● STATED GOAL
Report the count of lines holding "water" in the records, with no other words.

---+---

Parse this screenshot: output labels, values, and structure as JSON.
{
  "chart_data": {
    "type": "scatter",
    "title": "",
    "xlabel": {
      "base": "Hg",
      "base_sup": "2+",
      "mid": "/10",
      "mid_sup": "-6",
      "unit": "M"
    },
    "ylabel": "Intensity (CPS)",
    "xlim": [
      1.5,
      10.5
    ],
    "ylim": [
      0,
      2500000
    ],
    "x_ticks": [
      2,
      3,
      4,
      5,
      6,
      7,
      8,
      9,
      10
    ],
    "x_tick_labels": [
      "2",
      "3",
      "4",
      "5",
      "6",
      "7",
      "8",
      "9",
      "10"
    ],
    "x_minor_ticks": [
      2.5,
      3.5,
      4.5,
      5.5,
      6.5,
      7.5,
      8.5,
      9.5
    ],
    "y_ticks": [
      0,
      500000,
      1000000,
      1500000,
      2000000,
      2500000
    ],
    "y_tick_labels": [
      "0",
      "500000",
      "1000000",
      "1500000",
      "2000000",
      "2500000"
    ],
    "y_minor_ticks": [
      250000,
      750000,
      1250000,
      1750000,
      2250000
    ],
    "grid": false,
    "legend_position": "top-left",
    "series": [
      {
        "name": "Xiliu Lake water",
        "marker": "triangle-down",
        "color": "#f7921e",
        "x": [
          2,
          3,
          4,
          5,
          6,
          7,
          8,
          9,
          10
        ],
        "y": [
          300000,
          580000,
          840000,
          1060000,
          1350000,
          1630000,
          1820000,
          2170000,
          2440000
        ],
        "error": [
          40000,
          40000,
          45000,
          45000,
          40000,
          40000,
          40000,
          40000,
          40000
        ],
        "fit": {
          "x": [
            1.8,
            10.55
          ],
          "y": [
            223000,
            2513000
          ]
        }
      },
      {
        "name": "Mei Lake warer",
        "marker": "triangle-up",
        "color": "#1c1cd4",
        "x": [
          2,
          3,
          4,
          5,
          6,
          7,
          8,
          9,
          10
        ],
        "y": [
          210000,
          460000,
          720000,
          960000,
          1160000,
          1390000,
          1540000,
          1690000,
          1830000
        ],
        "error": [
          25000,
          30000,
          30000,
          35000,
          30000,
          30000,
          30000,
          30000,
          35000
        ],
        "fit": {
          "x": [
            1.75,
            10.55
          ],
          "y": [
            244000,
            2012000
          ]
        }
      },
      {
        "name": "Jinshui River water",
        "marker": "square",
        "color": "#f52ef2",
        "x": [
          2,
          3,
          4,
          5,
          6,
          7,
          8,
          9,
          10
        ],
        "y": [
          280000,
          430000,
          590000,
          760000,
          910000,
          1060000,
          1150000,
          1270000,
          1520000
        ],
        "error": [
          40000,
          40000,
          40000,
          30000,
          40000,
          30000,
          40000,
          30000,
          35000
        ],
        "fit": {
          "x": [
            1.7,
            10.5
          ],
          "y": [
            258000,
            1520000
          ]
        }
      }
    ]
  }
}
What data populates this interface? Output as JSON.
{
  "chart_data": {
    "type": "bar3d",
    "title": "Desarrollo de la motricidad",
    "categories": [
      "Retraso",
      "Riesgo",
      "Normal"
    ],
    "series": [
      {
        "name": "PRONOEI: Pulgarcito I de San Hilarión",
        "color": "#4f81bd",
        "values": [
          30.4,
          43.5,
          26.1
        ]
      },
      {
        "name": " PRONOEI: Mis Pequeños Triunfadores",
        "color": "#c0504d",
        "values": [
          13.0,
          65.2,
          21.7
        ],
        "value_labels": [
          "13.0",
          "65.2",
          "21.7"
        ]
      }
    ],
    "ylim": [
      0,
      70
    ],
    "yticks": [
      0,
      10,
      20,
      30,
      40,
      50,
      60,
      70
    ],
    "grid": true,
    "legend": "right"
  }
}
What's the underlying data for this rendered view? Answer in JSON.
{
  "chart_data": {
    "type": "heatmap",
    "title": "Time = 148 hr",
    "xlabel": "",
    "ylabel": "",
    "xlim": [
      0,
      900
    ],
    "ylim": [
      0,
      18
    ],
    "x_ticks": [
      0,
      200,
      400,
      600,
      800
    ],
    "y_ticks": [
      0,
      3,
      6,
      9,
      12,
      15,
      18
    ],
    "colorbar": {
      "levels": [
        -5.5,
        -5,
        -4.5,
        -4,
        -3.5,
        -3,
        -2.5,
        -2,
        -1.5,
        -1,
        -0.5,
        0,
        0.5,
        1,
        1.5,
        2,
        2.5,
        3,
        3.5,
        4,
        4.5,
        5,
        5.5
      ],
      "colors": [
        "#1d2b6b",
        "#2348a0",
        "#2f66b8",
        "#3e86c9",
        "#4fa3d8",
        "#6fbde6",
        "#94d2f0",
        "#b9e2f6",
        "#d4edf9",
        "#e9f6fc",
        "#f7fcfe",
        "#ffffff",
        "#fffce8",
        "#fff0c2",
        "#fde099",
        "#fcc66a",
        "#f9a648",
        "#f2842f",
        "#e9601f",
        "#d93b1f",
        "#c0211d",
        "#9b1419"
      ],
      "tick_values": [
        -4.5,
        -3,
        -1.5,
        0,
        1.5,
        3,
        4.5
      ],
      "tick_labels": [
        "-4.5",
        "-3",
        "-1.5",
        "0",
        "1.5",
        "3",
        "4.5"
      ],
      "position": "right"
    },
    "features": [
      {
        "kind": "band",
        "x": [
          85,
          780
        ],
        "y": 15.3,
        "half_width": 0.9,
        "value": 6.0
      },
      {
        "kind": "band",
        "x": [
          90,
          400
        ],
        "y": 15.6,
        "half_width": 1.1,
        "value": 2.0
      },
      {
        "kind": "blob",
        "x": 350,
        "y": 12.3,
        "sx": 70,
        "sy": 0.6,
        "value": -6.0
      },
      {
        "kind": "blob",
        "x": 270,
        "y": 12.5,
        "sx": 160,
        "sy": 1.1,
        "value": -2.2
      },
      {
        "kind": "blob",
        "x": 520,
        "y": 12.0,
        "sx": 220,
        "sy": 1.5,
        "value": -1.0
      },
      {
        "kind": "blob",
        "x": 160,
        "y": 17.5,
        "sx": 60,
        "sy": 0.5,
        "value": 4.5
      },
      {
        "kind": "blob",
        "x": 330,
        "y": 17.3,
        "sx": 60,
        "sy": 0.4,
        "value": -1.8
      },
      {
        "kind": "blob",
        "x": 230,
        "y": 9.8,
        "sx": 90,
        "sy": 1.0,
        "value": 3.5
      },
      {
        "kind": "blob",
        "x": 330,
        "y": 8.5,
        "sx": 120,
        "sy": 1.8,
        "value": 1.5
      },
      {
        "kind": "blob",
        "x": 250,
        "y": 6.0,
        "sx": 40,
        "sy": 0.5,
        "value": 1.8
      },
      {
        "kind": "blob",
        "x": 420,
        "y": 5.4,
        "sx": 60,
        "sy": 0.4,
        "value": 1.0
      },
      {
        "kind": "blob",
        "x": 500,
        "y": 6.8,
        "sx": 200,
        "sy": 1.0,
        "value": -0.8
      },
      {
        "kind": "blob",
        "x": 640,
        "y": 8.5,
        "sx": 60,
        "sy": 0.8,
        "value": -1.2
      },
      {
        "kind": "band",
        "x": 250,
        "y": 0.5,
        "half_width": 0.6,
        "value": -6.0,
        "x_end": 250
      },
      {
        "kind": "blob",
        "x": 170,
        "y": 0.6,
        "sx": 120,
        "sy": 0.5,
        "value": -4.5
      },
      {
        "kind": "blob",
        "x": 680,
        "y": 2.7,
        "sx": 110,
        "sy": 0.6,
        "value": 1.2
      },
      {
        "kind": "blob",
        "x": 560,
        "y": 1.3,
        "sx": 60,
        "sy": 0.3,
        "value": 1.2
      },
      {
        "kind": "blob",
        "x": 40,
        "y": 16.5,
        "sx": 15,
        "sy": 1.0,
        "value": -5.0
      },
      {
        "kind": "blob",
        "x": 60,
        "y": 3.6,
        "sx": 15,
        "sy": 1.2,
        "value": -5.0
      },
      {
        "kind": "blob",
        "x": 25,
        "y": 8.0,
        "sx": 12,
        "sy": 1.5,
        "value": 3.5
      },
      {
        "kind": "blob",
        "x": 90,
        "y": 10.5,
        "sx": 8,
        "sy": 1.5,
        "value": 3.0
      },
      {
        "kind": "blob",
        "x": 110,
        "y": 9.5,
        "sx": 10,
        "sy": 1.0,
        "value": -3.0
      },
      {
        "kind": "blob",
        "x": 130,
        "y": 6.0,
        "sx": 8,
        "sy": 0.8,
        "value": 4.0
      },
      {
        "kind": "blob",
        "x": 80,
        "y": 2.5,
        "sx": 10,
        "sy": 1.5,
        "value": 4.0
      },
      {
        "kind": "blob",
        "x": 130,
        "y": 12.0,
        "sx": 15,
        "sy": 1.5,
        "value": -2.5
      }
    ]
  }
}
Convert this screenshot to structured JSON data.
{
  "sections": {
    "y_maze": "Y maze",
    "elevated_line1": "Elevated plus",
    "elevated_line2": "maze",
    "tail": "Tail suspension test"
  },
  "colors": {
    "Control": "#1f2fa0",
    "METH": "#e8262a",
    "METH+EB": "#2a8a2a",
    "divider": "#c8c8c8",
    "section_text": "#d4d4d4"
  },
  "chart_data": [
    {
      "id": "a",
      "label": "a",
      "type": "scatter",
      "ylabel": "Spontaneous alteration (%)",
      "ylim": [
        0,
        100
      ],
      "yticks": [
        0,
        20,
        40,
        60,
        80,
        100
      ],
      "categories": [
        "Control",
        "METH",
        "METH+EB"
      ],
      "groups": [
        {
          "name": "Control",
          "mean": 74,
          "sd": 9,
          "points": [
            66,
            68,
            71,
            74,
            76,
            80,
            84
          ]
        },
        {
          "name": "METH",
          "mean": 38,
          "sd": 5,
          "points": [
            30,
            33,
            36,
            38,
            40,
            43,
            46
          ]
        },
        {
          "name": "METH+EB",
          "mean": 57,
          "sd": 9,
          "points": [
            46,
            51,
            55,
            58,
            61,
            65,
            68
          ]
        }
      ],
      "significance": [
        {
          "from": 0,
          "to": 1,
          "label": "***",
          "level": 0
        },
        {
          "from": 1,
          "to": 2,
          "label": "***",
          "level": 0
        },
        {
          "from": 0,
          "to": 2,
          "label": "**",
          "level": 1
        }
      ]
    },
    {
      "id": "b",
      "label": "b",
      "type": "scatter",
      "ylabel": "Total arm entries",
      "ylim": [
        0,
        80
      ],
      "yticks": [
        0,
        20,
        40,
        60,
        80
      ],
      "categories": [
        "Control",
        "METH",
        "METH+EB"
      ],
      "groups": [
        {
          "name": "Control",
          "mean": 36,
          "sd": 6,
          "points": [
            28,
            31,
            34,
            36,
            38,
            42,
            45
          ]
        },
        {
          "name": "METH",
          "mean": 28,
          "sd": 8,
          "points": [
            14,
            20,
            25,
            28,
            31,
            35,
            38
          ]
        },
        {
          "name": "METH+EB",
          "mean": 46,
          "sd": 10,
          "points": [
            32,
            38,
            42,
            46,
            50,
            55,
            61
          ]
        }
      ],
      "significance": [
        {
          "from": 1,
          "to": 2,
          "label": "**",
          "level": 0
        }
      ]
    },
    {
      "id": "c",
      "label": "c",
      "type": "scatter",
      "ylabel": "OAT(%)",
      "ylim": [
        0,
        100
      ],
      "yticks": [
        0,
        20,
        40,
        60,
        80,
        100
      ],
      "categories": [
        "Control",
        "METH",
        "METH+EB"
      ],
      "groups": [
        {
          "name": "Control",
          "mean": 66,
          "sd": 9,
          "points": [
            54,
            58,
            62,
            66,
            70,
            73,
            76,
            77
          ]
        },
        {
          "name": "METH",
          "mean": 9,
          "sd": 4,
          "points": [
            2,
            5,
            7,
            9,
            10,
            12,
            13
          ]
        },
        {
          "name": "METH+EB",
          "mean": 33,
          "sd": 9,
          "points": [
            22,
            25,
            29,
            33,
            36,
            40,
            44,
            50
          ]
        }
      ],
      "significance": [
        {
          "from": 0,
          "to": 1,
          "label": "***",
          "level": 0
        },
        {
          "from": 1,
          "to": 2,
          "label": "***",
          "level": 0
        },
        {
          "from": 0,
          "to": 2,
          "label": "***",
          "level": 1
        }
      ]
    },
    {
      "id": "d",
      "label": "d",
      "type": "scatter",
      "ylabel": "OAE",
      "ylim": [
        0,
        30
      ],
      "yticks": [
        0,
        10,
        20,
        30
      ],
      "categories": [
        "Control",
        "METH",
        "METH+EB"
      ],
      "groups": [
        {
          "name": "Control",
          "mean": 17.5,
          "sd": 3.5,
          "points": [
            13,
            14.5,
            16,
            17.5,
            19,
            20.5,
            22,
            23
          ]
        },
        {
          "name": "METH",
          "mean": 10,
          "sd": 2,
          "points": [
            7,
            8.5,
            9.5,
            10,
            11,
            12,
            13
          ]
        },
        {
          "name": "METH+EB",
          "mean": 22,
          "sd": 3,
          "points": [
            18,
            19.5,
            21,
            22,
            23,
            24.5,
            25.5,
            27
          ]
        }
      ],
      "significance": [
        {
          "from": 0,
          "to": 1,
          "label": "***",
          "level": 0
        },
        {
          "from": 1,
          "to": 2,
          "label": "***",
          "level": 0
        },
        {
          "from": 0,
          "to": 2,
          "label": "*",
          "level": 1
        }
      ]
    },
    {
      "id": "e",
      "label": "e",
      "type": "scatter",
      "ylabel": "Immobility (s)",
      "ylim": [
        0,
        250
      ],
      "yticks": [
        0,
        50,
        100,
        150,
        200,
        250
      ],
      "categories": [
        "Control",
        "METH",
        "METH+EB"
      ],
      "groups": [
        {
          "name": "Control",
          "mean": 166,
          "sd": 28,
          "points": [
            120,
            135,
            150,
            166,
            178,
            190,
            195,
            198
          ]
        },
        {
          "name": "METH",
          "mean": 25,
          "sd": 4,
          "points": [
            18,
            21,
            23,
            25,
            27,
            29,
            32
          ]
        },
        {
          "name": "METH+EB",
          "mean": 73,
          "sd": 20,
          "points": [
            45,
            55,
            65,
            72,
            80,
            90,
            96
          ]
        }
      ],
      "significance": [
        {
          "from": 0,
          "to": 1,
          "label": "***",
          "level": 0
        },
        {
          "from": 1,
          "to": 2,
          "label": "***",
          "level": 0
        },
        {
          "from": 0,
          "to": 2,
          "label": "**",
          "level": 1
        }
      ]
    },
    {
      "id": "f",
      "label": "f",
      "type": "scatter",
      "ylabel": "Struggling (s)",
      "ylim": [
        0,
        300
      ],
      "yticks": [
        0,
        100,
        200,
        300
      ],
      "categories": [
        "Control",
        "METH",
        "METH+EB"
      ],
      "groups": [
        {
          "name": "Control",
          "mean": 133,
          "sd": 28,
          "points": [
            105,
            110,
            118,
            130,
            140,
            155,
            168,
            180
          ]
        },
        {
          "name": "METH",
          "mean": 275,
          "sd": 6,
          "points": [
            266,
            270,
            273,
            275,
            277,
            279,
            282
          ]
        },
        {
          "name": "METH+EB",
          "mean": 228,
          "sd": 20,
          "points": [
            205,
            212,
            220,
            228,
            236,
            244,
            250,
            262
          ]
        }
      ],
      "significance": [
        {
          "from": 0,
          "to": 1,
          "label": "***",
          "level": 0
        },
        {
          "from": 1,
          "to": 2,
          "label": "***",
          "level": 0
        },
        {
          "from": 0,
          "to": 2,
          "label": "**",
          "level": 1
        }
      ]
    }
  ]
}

---+---

● FINISHED EXERCISE
2